La différence de traitement entre les entreprises redevables de la cotisation foncière des entreprises ne peut être justifiée par une différence de situation entre elles en rapport avec l'objectif poursuivi. Telle est le décision rendue par le Conseil constitutionnel le 19 septembre 2014, relative à la conformité aux droits et libertés que la Constitution garantit au titre du dernier alinéa du paragraphe II de l'article 1647 B sexies du CGI (N° Lexbase : L9358IZM), qui évoque le plafonnement de la contribution économique territoriale en fonction de la valeur ajoutée (Cons. const., décision n° 2014-413 QPC, du 19 septembre 2014). Pour les Sages de la rue Montpensier, en adoptant les dispositions litigieuses, le législateur a entendu éviter l'optimisation fiscale du mécanisme du plafonnement afin que le montant du dégrèvement en résultant ne dépende plus de la date de l'opération de restructuration. Néanmoins, plus l'opération de restructuration intervenait à une date proche du début de l'exercice fiscal, plus le montant de la contribution économique territoriale dû était important par rapport à celui qui aurait été versé en l'absence de restructuration. De ce fait, le dernier alinéa du paragraphe II de l'article 1647 B sexies du CGI a été déclaré contraire à la Constitution. Pour en savoir plus sur cet arrêt rendu par le Conseil constitutionnel, Lexbase Hebdo-édition fiscale a interrogé Maître Eric Meier, Associé, et Maître Edouard de Rancher, Avocat, Cabinet Baker & McKenzie SCP, qui ont été, en l'occurrence, conseillers de la société requérante.

Lexbase : Pouvez-vous nous développer vos arguments qui ont permis au Conseil constitutionnel de statuer en votre faveur ?

Eric Meier et Edouard de Rancher : La question que nous avons posée au Conseil constitutionnel portait sur la conformité à la Constitution d'une disposition légale, l'article 1647 B sexies II dernier alinéa du CGI. Celui-ci avait pour effet de pénaliser les contribuables éligibles au système de plafonnement de la contribution économique territoriale (CET) en fonction de la valeur ajoutée qui réalisaient une opération de réorganisation en cours d'année.

Nous considérions en effet que cette disposition contrevenait aux principes constitutionnels d'égalité devant la loi (DDHC, art. 6 N° Lexbase : L1370A9M) et d'égalité devant les charges publiques (DDHC, art. 13 N° Lexbase : L1360A9A).

■ **Données fournies**:
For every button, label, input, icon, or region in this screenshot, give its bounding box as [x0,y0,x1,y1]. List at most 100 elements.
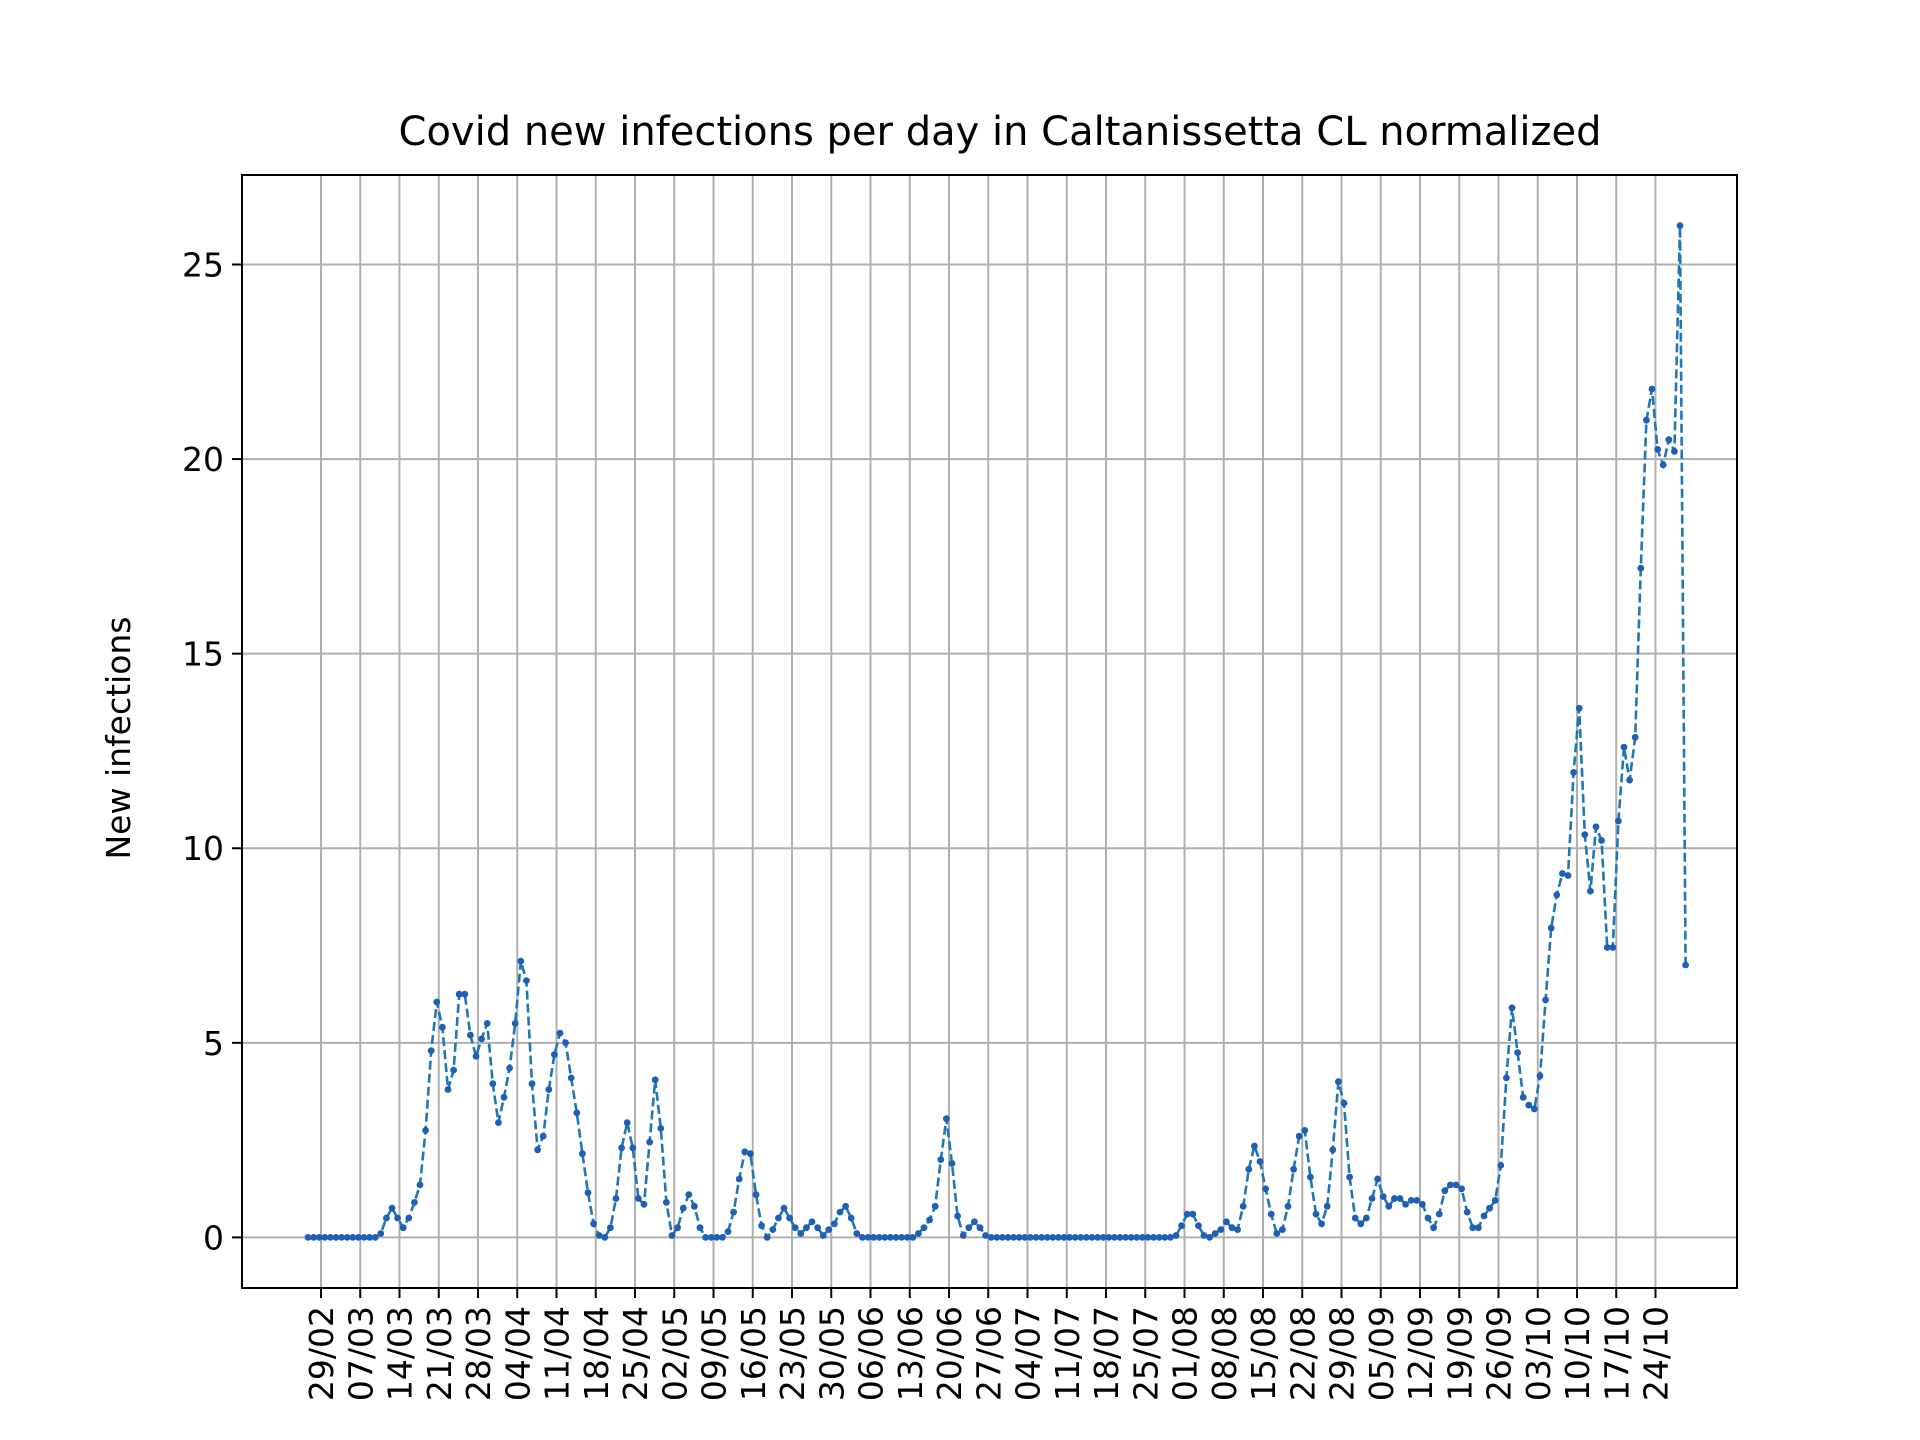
data-point [1295,1132,1303,1140]
data-point [1015,1234,1023,1241]
data-point [786,1214,793,1222]
data-point [1279,1226,1286,1233]
data-point [1514,1049,1521,1056]
data-points [304,222,1689,1241]
data-point [1402,1200,1409,1208]
data-point [1340,1099,1348,1107]
data-point [819,1232,827,1239]
data-point [377,1230,385,1237]
data-point [1077,1234,1085,1241]
data-point [1676,222,1684,230]
data-point [1491,1197,1499,1204]
data-point [1301,1127,1309,1134]
x-tick-label: 20/06 [930,1306,969,1401]
data-point [1055,1234,1062,1241]
data-point [355,1234,362,1241]
data-point [545,1086,553,1093]
data-point [1559,870,1566,877]
data-point [803,1224,810,1232]
data-point [1682,961,1689,969]
data-point [685,1191,693,1198]
data-point [1357,1220,1365,1228]
data-point [987,1234,995,1241]
data-point [741,1148,749,1156]
data-point [1463,1208,1471,1216]
data-point [1049,1234,1057,1241]
x-tick-label: 25/07 [1126,1306,1165,1401]
data-point [847,1214,855,1222]
x-tick-label: 21/03 [420,1306,459,1401]
data-point [1032,1234,1040,1241]
data-point [567,1074,575,1082]
data-point [1654,446,1661,453]
data-point [1083,1234,1090,1241]
data-point [1519,1093,1527,1101]
data-point [954,1212,961,1220]
data-point [1542,996,1549,1004]
data-point [1553,891,1561,899]
data-point [758,1222,765,1230]
data-point [1486,1204,1493,1212]
data-point [943,1115,950,1123]
x-tick-label: 14/03 [381,1306,420,1401]
data-point [730,1208,737,1216]
data-point [1587,887,1594,895]
data-point [1088,1234,1096,1241]
data-point [1430,1224,1437,1232]
data-point [1223,1218,1230,1226]
y-tick-label: 10 [182,829,224,868]
data-point [405,1214,413,1222]
data-point [887,1234,894,1241]
data-point [1038,1234,1045,1241]
data-point [1531,1105,1538,1113]
data-point [1245,1165,1253,1173]
data-point [1071,1234,1079,1241]
data-point [909,1234,917,1241]
data-point [1441,1187,1449,1195]
x-tick-label: 10/10 [1558,1306,1597,1401]
data-point [528,1080,536,1088]
data-point [1536,1072,1544,1080]
data-point [366,1234,373,1241]
data-point [427,1047,435,1054]
data-point [898,1234,905,1241]
data-point [595,1232,603,1239]
data-point [1004,1234,1012,1241]
x-tick-label: 09/05 [695,1306,734,1401]
x-tick-label: 08/08 [1205,1306,1244,1401]
data-point [1262,1185,1269,1193]
data-point [1615,817,1622,825]
data-point [1592,823,1600,831]
data-point [1099,1234,1107,1241]
data-point [903,1234,911,1241]
data-point [646,1138,653,1146]
x-axis-ticks: 29/02 07/03 14/03 21/03 28/03 04/04 11/04 18/04… [302,1288,1676,1401]
data-point [1609,944,1617,951]
y-tick-label: 15 [182,635,224,674]
x-tick-label: 05/09 [1362,1306,1401,1401]
data-point [416,1181,424,1189]
data-point [1497,1162,1505,1169]
data-point [1183,1210,1191,1218]
data-point [1626,776,1633,784]
data-point [467,1031,474,1039]
data-point [1581,831,1589,838]
data-point [1351,1214,1359,1222]
x-tick-label: 27/06 [969,1306,1008,1401]
data-point [1643,416,1650,424]
data-point [881,1234,889,1241]
data-point [539,1132,547,1140]
data-point [394,1214,401,1222]
data-point [1323,1202,1331,1210]
data-point [612,1195,620,1202]
data-point [1027,1234,1034,1241]
data-point [1094,1234,1101,1241]
data-point [1239,1202,1247,1210]
data-point [629,1144,637,1152]
data-point [360,1234,368,1241]
data-point [1318,1220,1325,1228]
x-tick-label: 12/09 [1401,1306,1440,1401]
data-point [1189,1210,1197,1218]
x-tick-label: 30/05 [812,1306,851,1401]
data-point [1598,837,1605,844]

■ **Exercice**: Réécrivez sous forme de liste plus brève le paragraphe de l'extrait choisi qui commence par « La différence de traitement entre les entreprises », en conservant ses faits essentiels.

■ **Corrigé**:
- Décision du Conseil constitutionnel du 19 septembre 2014 (n° 2014-413 QPC) sur le dernier alinéa du paragraphe II de l'article 1647 B sexies du CGI, relatif au plafonnement de la contribution économique territoriale en fonction de la valeur ajoutée.
- La différence de traitement entre les entreprises redevables de la cotisation foncière des entreprises ne peut être justifiée par une différence de situation en rapport avec l'objectif poursuivi.
- But du législateur : éviter l'optimisation fiscale du plafonnement, afin que le dégrèvement ne dépende plus de la date de la restructuration.
- Effet constaté : plus la restructuration était proche du début de l'exercice fiscal, plus la contribution due dépassait celle qui aurait été versée sans restructuration.
- Conséquence : la disposition est déclarée contraire à la Constitution.
- Lexbase Hebdo-édition fiscale a interrogé Maître Eric Meier, associé, et Maître Edouard de Rancher, avocat, du cabinet Baker & McKenzie SCP, conseillers de la société requérante.